(目的): 以下のデータの「カスタマーサクセス本部」をすべて「顧客支援本部」に書き換えてください。ほかの部分はそのままにしてください。

(データ一覧):

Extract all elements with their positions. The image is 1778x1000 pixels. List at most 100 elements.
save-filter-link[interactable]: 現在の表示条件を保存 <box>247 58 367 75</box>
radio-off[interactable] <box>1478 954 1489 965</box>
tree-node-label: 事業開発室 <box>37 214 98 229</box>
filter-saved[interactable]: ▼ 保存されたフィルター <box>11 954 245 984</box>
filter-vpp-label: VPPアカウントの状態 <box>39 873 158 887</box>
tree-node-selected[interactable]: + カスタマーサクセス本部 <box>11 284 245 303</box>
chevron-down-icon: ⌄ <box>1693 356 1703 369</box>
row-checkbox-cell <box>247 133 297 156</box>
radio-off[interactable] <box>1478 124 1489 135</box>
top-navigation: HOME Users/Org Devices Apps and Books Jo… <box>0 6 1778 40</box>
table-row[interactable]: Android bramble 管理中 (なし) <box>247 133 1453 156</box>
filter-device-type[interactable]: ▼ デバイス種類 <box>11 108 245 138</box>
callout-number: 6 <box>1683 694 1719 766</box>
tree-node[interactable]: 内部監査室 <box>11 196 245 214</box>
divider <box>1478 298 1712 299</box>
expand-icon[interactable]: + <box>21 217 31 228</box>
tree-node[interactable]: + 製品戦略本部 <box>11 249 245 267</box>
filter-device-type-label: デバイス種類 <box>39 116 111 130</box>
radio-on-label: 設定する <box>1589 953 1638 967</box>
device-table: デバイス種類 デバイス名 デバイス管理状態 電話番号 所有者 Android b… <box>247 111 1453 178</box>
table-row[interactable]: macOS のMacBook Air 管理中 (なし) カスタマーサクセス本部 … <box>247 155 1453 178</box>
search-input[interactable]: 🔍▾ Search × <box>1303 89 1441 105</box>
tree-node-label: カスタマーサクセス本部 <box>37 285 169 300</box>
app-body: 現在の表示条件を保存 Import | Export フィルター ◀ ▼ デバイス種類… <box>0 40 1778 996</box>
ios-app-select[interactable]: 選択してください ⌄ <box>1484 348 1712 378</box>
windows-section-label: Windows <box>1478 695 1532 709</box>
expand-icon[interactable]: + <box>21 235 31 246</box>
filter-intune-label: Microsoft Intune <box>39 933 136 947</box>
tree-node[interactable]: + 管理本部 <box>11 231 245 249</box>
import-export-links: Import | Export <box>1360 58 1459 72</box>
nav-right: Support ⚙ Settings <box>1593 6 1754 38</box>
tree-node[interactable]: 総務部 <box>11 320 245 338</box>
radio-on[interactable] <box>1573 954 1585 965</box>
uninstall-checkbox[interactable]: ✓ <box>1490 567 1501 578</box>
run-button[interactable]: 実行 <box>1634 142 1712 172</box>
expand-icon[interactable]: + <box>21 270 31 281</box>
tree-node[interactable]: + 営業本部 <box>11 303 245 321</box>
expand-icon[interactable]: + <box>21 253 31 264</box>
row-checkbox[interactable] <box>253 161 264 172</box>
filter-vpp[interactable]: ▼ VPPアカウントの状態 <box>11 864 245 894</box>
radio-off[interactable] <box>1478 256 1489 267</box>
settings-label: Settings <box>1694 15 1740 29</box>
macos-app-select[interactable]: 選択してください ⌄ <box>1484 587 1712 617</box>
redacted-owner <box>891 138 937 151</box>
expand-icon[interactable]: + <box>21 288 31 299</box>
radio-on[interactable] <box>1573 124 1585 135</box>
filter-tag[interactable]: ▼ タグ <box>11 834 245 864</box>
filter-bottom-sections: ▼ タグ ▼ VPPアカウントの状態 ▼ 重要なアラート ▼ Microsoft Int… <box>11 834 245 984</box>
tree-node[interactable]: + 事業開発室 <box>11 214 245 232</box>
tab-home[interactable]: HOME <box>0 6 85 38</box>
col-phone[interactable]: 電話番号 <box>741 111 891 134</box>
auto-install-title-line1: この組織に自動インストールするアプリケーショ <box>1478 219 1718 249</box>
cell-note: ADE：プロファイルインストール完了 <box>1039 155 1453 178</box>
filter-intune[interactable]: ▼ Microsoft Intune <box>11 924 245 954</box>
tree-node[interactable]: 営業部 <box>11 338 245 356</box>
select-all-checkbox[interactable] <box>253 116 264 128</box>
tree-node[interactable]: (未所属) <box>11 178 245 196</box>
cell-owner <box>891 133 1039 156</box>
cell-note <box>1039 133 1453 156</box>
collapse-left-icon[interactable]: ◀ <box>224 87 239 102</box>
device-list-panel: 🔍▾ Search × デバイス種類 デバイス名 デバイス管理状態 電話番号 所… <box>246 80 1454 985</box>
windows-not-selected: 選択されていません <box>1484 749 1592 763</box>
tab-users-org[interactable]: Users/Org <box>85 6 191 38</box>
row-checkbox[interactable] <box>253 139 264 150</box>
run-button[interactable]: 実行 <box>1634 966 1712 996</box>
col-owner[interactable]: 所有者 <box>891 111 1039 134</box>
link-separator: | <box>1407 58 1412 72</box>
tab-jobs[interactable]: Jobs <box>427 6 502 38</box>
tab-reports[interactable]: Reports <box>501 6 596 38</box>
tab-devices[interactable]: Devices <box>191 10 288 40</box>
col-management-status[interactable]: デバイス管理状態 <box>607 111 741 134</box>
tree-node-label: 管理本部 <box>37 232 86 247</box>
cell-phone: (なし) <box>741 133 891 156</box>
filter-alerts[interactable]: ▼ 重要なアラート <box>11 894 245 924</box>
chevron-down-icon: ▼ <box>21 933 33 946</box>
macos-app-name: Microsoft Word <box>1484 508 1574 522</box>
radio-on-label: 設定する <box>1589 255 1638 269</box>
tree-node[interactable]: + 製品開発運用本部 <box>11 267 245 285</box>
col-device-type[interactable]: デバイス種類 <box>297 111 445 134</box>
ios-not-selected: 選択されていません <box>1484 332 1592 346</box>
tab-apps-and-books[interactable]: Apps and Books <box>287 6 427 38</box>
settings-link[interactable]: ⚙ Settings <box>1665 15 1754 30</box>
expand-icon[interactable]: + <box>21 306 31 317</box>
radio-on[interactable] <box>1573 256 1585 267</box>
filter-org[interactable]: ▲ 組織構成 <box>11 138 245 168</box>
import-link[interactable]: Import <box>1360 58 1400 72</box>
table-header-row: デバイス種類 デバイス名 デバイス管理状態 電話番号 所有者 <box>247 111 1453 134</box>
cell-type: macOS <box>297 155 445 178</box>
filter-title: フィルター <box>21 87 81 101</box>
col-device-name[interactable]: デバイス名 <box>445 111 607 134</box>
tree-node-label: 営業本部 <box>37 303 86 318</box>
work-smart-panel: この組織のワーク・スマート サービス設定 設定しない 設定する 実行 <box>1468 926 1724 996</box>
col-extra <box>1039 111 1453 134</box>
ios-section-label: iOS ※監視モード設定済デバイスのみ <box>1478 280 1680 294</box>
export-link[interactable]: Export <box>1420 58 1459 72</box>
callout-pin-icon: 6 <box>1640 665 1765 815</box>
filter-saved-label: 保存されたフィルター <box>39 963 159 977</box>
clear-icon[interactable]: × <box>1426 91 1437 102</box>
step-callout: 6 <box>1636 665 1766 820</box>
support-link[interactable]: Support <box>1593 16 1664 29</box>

(解答例):
Extract all elements with their positions. The image is 1778x1000 pixels. List at most 100 elements.
save-filter-link[interactable]: 現在の表示条件を保存 <box>247 58 367 75</box>
radio-off[interactable] <box>1478 954 1489 965</box>
tree-node-label: 事業開発室 <box>37 214 98 229</box>
filter-saved[interactable]: ▼ 保存されたフィルター <box>11 954 245 984</box>
filter-vpp-label: VPPアカウントの状態 <box>39 873 158 887</box>
tree-node-selected[interactable]: + 顧客支援本部 <box>11 284 245 303</box>
chevron-down-icon: ⌄ <box>1693 356 1703 369</box>
row-checkbox-cell <box>247 133 297 156</box>
radio-off[interactable] <box>1478 124 1489 135</box>
top-navigation: HOME Users/Org Devices Apps and Books Jo… <box>0 6 1778 40</box>
table-row[interactable]: Android bramble 管理中 (なし) <box>247 133 1453 156</box>
filter-device-type[interactable]: ▼ デバイス種類 <box>11 108 245 138</box>
callout-number: 6 <box>1683 694 1719 766</box>
tree-node[interactable]: 内部監査室 <box>11 196 245 214</box>
divider <box>1478 298 1712 299</box>
expand-icon[interactable]: + <box>21 217 31 228</box>
tree-node[interactable]: + 製品戦略本部 <box>11 249 245 267</box>
filter-device-type-label: デバイス種類 <box>39 116 111 130</box>
radio-on-label: 設定する <box>1589 953 1638 967</box>
device-table: デバイス種類 デバイス名 デバイス管理状態 電話番号 所有者 Android b… <box>247 111 1453 178</box>
table-row[interactable]: macOS のMacBook Air 管理中 (なし) 顧客支援本部 … <box>247 155 1453 178</box>
search-input[interactable]: 🔍▾ Search × <box>1303 89 1441 105</box>
tree-node-label: 顧客支援本部 <box>37 285 169 300</box>
app-body: 現在の表示条件を保存 Import | Export フィルター ◀ ▼ デバイス種類… <box>0 40 1778 996</box>
ios-app-select[interactable]: 選択してください ⌄ <box>1484 348 1712 378</box>
windows-section-label: Windows <box>1478 695 1532 709</box>
expand-icon[interactable]: + <box>21 235 31 246</box>
filter-intune-label: Microsoft Intune <box>39 933 136 947</box>
tree-node[interactable]: + 管理本部 <box>11 231 245 249</box>
import-export-links: Import | Export <box>1360 58 1459 72</box>
nav-right: Support ⚙ Settings <box>1593 6 1754 38</box>
tree-node[interactable]: 総務部 <box>11 320 245 338</box>
radio-on[interactable] <box>1573 954 1585 965</box>
uninstall-checkbox[interactable]: ✓ <box>1490 567 1501 578</box>
run-button[interactable]: 実行 <box>1634 142 1712 172</box>
expand-icon[interactable]: + <box>21 270 31 281</box>
tree-node[interactable]: + 営業本部 <box>11 303 245 321</box>
expand-icon[interactable]: + <box>21 253 31 264</box>
row-checkbox[interactable] <box>253 161 264 172</box>
filter-vpp[interactable]: ▼ VPPアカウントの状態 <box>11 864 245 894</box>
radio-off[interactable] <box>1478 256 1489 267</box>
settings-label: Settings <box>1694 15 1740 29</box>
macos-app-select[interactable]: 選択してください ⌄ <box>1484 587 1712 617</box>
redacted-owner <box>891 138 937 151</box>
expand-icon[interactable]: + <box>21 288 31 299</box>
radio-on[interactable] <box>1573 124 1585 135</box>
filter-tag[interactable]: ▼ タグ <box>11 834 245 864</box>
filter-bottom-sections: ▼ タグ ▼ VPPアカウントの状態 ▼ 重要なアラート ▼ Microsoft Int… <box>11 834 245 984</box>
tree-node[interactable]: + 事業開発室 <box>11 214 245 232</box>
tab-home[interactable]: HOME <box>0 6 85 38</box>
col-phone[interactable]: 電話番号 <box>741 111 891 134</box>
auto-install-title-line1: この組織に自動インストールするアプリケーショ <box>1478 219 1718 249</box>
cell-note: ADE：プロファイルインストール完了 <box>1039 155 1453 178</box>
filter-intune[interactable]: ▼ Microsoft Intune <box>11 924 245 954</box>
tree-node[interactable]: 営業部 <box>11 338 245 356</box>
select-all-checkbox[interactable] <box>253 116 264 128</box>
tree-node[interactable]: (未所属) <box>11 178 245 196</box>
cell-owner <box>891 133 1039 156</box>
cell-note <box>1039 133 1453 156</box>
collapse-left-icon[interactable]: ◀ <box>224 87 239 102</box>
device-list-panel: 🔍▾ Search × デバイス種類 デバイス名 デバイス管理状態 電話番号 所… <box>246 80 1454 985</box>
windows-not-selected: 選択されていません <box>1484 749 1592 763</box>
tab-users-org[interactable]: Users/Org <box>85 6 191 38</box>
row-checkbox[interactable] <box>253 139 264 150</box>
run-button[interactable]: 実行 <box>1634 966 1712 996</box>
col-owner[interactable]: 所有者 <box>891 111 1039 134</box>
link-separator: | <box>1407 58 1412 72</box>
tab-jobs[interactable]: Jobs <box>427 6 502 38</box>
tab-reports[interactable]: Reports <box>501 6 596 38</box>
tab-devices[interactable]: Devices <box>191 10 288 40</box>
col-management-status[interactable]: デバイス管理状態 <box>607 111 741 134</box>
tree-node-label: 管理本部 <box>37 232 86 247</box>
cell-phone: (なし) <box>741 133 891 156</box>
filter-alerts[interactable]: ▼ 重要なアラート <box>11 894 245 924</box>
chevron-down-icon: ▼ <box>21 933 33 946</box>
macos-app-name: Microsoft Word <box>1484 508 1574 522</box>
radio-on-label: 設定する <box>1589 255 1638 269</box>
tree-node[interactable]: + 製品開発運用本部 <box>11 267 245 285</box>
col-device-type[interactable]: デバイス種類 <box>297 111 445 134</box>
ios-not-selected: 選択されていません <box>1484 332 1592 346</box>
tab-apps-and-books[interactable]: Apps and Books <box>287 6 427 38</box>
settings-link[interactable]: ⚙ Settings <box>1665 15 1754 30</box>
expand-icon[interactable]: + <box>21 306 31 317</box>
radio-on[interactable] <box>1573 256 1585 267</box>
filter-org[interactable]: ▲ 組織構成 <box>11 138 245 168</box>
import-link[interactable]: Import <box>1360 58 1400 72</box>
table-header-row: デバイス種類 デバイス名 デバイス管理状態 電話番号 所有者 <box>247 111 1453 134</box>
cell-type: macOS <box>297 155 445 178</box>
filter-title: フィルター <box>21 87 81 101</box>
col-device-name[interactable]: デバイス名 <box>445 111 607 134</box>
tree-node-label: 営業本部 <box>37 303 86 318</box>
work-smart-panel: この組織のワーク・スマート サービス設定 設定しない 設定する 実行 <box>1468 926 1724 996</box>
col-extra <box>1039 111 1453 134</box>
ios-section-label: iOS ※監視モード設定済デバイスのみ <box>1478 280 1680 294</box>
export-link[interactable]: Export <box>1420 58 1459 72</box>
callout-pin-icon: 6 <box>1640 665 1765 815</box>
filter-saved-label: 保存されたフィルター <box>39 963 159 977</box>
clear-icon[interactable]: × <box>1426 91 1437 102</box>
step-callout: 6 <box>1636 665 1766 820</box>
support-link[interactable]: Support <box>1593 16 1664 29</box>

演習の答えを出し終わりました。